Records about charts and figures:
Start

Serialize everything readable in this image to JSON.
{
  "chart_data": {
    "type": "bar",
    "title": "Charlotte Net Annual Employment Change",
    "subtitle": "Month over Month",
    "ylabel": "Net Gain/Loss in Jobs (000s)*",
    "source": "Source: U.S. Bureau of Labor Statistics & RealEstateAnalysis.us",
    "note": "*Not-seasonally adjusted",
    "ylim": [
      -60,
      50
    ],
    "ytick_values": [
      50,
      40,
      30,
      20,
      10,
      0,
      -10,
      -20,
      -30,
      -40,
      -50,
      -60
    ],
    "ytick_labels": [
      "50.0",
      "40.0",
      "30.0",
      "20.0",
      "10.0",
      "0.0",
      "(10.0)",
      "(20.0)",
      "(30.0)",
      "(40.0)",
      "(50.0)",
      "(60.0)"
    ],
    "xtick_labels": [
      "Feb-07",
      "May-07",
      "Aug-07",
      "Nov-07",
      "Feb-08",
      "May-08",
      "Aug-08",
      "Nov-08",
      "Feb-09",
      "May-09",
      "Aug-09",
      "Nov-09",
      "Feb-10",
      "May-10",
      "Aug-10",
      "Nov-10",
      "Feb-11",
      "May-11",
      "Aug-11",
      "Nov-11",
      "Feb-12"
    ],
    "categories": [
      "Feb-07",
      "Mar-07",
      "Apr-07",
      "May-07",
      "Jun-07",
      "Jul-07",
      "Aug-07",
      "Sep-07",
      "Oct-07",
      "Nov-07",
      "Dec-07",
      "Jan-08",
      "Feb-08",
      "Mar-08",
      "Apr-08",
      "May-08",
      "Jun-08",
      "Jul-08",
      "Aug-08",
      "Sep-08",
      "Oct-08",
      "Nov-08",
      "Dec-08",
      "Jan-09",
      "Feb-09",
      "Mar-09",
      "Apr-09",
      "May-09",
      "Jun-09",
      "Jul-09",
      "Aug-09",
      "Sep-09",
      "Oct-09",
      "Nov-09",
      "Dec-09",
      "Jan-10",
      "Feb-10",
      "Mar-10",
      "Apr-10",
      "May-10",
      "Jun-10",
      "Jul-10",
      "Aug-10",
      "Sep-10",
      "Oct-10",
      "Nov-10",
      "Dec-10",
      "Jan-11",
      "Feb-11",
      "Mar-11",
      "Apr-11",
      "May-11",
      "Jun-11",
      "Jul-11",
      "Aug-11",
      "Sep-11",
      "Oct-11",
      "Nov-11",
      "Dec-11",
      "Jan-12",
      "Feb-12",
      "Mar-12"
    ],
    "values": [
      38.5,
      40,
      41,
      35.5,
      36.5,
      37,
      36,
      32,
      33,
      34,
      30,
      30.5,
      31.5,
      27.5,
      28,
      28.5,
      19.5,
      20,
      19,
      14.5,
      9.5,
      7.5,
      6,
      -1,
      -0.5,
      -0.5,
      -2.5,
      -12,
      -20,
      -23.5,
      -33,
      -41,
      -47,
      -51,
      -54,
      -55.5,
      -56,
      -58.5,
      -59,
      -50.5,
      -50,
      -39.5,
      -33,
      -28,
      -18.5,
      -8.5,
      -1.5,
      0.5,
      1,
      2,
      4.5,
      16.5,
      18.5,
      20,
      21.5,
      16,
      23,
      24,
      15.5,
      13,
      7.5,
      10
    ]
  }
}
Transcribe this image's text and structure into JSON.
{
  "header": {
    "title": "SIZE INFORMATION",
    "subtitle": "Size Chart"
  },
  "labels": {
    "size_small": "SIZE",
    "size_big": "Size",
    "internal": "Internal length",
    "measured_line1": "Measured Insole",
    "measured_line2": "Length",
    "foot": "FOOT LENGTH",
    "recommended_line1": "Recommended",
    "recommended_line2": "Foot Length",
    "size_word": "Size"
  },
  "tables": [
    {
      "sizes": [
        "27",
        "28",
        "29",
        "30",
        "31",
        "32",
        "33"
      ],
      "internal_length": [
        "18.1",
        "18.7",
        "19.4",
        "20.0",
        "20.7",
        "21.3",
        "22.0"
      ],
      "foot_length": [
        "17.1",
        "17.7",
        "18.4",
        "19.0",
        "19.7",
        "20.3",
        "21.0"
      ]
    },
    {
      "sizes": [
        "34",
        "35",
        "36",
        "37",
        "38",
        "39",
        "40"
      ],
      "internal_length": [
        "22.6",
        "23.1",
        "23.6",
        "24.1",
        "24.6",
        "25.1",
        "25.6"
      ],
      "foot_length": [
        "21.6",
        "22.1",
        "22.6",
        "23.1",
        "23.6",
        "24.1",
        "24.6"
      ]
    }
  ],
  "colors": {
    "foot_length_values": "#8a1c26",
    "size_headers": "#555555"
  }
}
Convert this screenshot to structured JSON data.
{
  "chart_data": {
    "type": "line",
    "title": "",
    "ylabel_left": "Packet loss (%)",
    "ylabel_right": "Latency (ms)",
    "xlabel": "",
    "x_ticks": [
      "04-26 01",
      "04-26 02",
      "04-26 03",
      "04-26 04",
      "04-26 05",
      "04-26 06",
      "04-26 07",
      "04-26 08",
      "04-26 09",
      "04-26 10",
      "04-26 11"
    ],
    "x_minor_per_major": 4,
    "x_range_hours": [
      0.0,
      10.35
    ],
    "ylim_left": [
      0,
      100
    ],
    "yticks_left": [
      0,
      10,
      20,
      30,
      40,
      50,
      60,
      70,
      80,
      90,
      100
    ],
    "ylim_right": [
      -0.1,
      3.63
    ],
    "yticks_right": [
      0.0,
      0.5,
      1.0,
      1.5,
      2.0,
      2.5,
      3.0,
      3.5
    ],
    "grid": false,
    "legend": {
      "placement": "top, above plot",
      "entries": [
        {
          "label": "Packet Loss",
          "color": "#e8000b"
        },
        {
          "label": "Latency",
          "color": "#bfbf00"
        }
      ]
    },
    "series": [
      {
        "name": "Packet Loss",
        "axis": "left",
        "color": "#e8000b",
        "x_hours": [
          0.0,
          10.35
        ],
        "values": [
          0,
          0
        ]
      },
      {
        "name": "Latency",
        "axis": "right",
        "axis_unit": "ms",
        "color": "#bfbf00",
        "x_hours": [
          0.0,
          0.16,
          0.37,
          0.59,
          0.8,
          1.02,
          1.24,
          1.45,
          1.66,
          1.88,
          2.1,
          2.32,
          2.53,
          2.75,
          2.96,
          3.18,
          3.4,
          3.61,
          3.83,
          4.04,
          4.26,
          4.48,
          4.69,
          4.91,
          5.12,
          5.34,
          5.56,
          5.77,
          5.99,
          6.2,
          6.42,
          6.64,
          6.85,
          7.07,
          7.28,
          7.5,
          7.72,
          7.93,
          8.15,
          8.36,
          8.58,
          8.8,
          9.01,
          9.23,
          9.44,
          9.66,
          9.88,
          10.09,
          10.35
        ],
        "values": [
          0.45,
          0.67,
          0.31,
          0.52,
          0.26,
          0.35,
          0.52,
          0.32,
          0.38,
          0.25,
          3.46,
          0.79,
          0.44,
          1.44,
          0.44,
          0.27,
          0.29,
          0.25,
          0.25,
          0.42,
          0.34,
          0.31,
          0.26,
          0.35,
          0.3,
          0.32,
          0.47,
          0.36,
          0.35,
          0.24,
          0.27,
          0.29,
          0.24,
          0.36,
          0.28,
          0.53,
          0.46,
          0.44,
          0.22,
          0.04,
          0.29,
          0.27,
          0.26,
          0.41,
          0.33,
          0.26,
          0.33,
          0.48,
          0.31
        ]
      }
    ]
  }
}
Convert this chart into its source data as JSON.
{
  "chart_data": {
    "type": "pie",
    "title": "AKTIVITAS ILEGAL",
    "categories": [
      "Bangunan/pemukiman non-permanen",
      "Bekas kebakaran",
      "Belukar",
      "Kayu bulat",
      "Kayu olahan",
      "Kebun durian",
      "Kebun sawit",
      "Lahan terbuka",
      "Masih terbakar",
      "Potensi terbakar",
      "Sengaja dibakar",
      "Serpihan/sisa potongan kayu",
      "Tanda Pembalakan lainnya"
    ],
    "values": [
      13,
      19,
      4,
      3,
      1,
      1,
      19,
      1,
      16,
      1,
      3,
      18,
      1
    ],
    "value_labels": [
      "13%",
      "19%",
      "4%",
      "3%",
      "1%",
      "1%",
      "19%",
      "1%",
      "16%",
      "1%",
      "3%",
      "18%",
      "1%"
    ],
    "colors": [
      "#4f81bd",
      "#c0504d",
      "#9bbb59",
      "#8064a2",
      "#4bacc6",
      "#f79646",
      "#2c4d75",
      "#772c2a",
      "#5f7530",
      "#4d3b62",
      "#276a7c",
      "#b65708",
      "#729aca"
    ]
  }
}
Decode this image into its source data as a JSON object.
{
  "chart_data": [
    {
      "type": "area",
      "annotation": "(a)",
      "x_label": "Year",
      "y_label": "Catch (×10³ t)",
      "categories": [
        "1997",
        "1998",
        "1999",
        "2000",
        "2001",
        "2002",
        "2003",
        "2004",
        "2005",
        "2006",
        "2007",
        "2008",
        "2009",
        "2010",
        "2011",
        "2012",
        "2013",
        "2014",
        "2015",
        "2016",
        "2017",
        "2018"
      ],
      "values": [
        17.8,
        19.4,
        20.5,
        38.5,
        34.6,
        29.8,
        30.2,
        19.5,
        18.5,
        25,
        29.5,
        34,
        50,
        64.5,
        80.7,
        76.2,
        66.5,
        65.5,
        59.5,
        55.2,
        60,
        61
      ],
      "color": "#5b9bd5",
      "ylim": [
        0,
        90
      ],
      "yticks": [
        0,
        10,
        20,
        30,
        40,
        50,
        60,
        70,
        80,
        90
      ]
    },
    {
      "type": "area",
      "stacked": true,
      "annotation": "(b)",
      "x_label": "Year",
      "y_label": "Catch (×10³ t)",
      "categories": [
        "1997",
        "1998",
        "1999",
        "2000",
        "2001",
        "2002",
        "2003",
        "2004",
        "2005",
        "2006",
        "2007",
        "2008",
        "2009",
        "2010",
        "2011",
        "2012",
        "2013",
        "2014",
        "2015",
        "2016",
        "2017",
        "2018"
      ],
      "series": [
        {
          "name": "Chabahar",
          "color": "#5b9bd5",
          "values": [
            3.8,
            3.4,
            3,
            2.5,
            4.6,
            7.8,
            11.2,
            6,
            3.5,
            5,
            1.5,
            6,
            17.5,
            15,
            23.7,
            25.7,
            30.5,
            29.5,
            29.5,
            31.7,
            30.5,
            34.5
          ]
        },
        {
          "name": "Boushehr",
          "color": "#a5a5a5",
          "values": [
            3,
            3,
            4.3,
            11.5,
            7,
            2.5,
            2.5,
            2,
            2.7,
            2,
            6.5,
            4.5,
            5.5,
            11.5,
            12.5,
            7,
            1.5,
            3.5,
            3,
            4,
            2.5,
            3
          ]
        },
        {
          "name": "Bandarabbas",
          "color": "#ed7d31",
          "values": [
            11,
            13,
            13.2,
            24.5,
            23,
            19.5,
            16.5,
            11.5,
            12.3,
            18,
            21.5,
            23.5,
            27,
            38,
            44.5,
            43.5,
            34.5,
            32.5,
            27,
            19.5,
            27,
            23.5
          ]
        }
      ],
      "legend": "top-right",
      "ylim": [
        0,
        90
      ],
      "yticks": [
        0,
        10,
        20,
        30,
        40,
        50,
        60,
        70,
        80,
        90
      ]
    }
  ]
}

End

◆ **Required work**: Take every line containing the word "image" and copy it.

◆ **Exercise solution**:
Serialize everything readable in this image to JSON.
Transcribe this image's text and structure into JSON.
Decode this image into its source data as a JSON object.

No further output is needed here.